# Dataset content start
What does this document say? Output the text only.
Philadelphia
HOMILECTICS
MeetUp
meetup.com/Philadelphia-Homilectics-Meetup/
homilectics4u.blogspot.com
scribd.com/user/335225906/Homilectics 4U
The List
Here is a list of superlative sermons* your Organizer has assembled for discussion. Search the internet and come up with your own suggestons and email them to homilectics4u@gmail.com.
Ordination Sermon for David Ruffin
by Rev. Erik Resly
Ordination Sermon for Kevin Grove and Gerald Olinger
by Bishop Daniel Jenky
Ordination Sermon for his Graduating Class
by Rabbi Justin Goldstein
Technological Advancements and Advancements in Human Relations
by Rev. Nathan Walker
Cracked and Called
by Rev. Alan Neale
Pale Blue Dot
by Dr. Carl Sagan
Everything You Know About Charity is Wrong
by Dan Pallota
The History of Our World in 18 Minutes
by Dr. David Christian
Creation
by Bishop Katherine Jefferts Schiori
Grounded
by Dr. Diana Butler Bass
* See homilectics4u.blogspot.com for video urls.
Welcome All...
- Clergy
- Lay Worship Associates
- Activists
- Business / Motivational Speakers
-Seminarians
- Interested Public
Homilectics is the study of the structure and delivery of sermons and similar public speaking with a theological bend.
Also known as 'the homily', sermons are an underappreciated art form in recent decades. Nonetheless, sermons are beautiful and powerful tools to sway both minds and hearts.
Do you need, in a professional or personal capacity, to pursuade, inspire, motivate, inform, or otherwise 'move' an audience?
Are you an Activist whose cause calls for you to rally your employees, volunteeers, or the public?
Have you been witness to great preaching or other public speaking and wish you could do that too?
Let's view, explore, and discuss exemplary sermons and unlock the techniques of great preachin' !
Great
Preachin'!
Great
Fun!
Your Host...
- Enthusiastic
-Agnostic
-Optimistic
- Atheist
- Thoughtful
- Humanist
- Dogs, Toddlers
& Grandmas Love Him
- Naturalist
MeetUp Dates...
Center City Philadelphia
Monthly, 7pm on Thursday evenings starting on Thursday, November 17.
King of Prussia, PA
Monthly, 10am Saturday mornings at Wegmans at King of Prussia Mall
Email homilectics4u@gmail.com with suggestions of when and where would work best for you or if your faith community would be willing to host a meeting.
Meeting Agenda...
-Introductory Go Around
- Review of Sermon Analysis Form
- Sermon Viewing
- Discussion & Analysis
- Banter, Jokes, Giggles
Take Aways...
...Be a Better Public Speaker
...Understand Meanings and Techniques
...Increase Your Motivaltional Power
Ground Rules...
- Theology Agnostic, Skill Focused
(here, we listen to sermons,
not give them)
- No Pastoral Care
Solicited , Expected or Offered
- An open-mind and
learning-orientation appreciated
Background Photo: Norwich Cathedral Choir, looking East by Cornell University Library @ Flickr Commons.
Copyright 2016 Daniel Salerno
# Dataset content end
Exercise requirements:
What is the number of lines in the listing above that contain the string "Philadelphia"? Give only the number.

Response to the task:
3